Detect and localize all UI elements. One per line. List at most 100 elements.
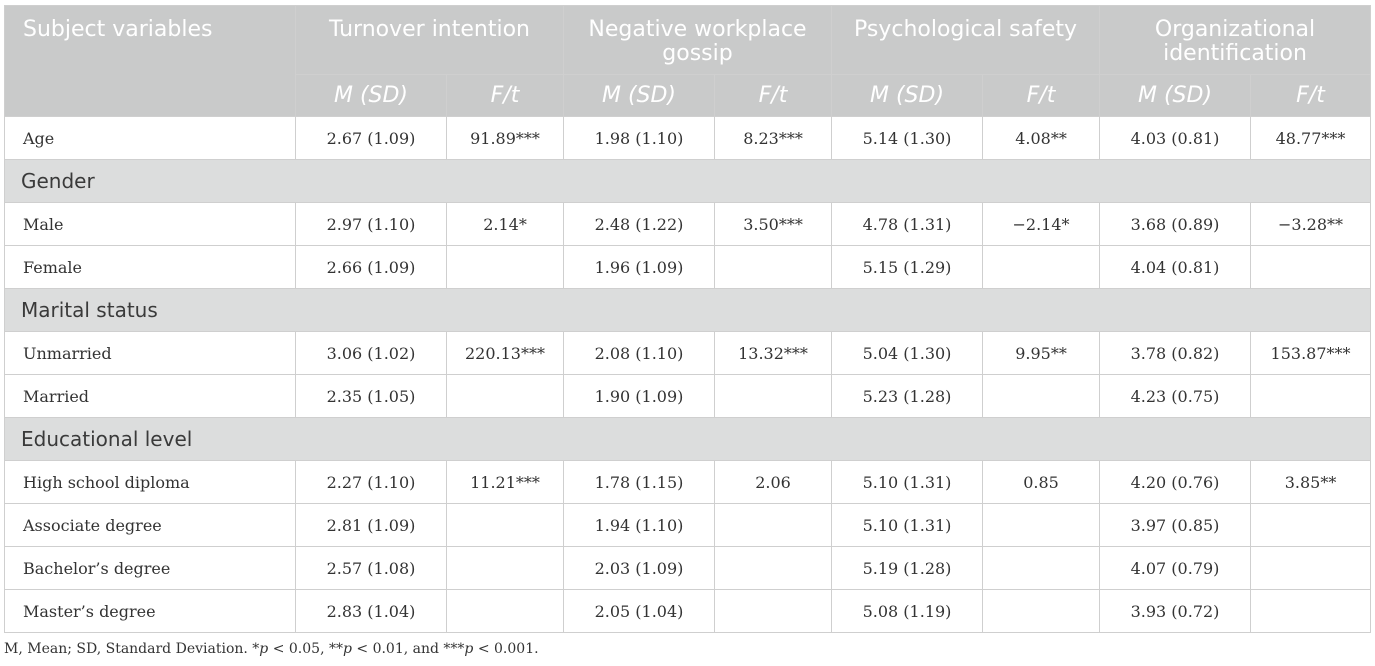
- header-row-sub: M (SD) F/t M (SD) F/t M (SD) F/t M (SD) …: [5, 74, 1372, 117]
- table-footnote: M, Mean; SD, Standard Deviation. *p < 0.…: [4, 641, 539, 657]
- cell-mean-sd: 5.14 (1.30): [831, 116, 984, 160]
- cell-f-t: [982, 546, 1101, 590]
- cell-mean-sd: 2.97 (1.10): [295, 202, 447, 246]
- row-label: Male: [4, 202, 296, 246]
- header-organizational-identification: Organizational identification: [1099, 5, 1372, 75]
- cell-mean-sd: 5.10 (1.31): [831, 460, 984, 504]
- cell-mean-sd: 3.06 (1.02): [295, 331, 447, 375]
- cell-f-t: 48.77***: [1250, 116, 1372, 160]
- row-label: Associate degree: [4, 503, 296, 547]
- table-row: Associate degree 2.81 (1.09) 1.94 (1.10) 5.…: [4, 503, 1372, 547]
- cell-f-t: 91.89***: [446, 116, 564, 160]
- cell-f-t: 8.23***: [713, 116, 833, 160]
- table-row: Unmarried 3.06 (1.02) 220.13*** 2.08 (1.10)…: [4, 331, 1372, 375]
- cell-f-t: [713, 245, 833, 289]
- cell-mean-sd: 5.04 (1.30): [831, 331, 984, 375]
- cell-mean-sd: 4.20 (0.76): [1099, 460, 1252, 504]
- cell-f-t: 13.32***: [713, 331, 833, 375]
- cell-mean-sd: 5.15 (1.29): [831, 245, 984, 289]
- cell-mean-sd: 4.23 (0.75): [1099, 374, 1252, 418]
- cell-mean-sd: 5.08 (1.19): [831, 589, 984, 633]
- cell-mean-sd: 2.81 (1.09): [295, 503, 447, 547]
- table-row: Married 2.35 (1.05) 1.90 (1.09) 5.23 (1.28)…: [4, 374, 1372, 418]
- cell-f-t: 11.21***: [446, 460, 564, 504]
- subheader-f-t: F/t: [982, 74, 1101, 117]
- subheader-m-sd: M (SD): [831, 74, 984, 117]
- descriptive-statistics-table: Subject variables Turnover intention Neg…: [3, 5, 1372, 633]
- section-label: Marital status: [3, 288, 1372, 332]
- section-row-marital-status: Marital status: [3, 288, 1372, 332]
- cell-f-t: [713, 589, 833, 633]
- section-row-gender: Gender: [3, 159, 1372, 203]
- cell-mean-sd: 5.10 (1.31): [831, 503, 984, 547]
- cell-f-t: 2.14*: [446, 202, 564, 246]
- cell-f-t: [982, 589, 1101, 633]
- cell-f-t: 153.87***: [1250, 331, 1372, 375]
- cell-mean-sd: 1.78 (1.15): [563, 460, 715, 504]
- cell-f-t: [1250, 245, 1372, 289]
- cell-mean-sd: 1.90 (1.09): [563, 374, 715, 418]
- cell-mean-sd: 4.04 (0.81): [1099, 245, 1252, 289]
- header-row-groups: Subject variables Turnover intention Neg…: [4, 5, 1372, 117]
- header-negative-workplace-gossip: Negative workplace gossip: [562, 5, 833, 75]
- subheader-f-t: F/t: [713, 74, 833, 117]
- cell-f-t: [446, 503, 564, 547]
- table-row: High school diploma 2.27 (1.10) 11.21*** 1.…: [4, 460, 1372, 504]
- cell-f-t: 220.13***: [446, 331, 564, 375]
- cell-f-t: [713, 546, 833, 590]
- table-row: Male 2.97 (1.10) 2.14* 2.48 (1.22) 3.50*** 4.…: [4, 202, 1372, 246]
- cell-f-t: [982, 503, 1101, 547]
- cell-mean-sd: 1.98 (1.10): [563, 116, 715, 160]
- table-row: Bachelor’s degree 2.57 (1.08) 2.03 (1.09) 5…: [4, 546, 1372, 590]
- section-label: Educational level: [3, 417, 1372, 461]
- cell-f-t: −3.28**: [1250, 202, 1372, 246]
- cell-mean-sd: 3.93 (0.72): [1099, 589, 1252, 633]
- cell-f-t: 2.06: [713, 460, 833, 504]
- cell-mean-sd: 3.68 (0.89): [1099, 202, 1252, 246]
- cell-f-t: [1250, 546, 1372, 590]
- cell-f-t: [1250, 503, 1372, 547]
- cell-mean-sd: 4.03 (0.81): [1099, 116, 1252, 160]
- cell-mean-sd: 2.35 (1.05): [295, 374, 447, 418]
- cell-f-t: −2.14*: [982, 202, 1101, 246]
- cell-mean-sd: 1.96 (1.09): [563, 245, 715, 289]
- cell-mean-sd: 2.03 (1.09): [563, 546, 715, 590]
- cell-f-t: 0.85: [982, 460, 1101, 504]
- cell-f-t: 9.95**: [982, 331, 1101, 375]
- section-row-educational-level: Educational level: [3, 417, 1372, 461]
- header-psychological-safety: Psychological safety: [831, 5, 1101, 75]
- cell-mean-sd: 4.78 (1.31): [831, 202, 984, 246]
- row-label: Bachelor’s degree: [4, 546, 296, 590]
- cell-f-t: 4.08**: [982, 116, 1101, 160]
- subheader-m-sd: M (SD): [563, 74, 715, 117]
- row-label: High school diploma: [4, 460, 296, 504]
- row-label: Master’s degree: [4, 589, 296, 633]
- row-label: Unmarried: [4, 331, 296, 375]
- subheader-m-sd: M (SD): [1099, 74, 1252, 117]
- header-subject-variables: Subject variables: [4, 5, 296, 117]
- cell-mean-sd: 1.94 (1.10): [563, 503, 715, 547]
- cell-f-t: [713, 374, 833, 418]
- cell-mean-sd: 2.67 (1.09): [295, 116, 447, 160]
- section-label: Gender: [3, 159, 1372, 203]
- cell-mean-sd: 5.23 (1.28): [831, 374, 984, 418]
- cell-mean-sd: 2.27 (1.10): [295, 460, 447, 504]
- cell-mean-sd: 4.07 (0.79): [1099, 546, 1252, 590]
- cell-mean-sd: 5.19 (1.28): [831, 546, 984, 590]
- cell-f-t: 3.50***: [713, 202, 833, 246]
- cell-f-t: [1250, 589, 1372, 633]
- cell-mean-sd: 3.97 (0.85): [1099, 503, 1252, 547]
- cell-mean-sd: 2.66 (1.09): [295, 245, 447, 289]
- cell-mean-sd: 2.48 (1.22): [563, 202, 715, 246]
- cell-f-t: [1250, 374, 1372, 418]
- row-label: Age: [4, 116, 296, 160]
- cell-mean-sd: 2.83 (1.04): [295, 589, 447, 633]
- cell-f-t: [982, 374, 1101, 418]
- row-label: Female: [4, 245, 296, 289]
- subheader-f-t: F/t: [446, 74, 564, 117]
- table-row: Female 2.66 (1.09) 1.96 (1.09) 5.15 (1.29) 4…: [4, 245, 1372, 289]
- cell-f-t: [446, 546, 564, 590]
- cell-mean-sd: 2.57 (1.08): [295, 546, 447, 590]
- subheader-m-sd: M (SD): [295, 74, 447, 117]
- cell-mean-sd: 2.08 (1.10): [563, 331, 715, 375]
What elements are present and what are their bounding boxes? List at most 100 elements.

* * *

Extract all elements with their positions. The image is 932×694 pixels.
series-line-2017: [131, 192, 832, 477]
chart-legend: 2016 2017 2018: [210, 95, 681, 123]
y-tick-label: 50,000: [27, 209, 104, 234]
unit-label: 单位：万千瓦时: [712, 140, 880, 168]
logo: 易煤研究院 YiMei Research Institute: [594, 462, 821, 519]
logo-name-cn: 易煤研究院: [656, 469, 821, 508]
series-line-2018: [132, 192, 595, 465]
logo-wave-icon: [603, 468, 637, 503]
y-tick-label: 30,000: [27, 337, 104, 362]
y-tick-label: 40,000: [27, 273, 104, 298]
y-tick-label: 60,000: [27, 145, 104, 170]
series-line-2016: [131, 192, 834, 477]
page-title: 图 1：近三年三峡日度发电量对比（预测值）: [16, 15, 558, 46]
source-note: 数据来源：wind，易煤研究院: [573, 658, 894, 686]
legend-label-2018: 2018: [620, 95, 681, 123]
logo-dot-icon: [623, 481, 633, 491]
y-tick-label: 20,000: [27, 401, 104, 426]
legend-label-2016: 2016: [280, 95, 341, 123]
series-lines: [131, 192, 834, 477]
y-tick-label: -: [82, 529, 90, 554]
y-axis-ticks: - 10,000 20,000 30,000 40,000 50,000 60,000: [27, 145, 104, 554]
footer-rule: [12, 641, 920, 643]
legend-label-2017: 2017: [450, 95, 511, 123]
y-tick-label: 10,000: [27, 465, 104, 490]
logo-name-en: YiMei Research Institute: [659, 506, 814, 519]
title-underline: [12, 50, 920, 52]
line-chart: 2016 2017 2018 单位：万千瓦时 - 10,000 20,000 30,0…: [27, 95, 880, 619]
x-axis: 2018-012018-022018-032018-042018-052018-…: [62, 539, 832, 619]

Istruzioni di lavoro – Trascrivi fedelmente le righe dei record qui sopra, a partire da quella che contiene "Extract all elements" e terminando con quella che contiene "539, 832, 619]", entrambe comprese.

Risultato del compito –
Extract all elements with their positions. The image is 932×694 pixels.
series-line-2017: [131, 192, 832, 477]
chart-legend: 2016 2017 2018: [210, 95, 681, 123]
y-tick-label: 50,000: [27, 209, 104, 234]
unit-label: 单位：万千瓦时: [712, 140, 880, 168]
logo: 易煤研究院 YiMei Research Institute: [594, 462, 821, 519]
logo-name-cn: 易煤研究院: [656, 469, 821, 508]
series-line-2018: [132, 192, 595, 465]
logo-wave-icon: [603, 468, 637, 503]
y-tick-label: 30,000: [27, 337, 104, 362]
y-tick-label: 40,000: [27, 273, 104, 298]
y-tick-label: 60,000: [27, 145, 104, 170]
series-line-2016: [131, 192, 834, 477]
page-title: 图 1：近三年三峡日度发电量对比（预测值）: [16, 15, 558, 46]
source-note: 数据来源：wind，易煤研究院: [573, 658, 894, 686]
legend-label-2018: 2018: [620, 95, 681, 123]
logo-dot-icon: [623, 481, 633, 491]
y-tick-label: 20,000: [27, 401, 104, 426]
legend-label-2016: 2016: [280, 95, 341, 123]
series-lines: [131, 192, 834, 477]
y-tick-label: -: [82, 529, 90, 554]
y-axis-ticks: - 10,000 20,000 30,000 40,000 50,000 60,000: [27, 145, 104, 554]
footer-rule: [12, 641, 920, 643]
legend-label-2017: 2017: [450, 95, 511, 123]
y-tick-label: 10,000: [27, 465, 104, 490]
logo-name-en: YiMei Research Institute: [659, 506, 814, 519]
title-underline: [12, 50, 920, 52]
line-chart: 2016 2017 2018 单位：万千瓦时 - 10,000 20,000 30,0…: [27, 95, 880, 619]
x-axis: 2018-012018-022018-032018-042018-052018-…: [62, 539, 832, 619]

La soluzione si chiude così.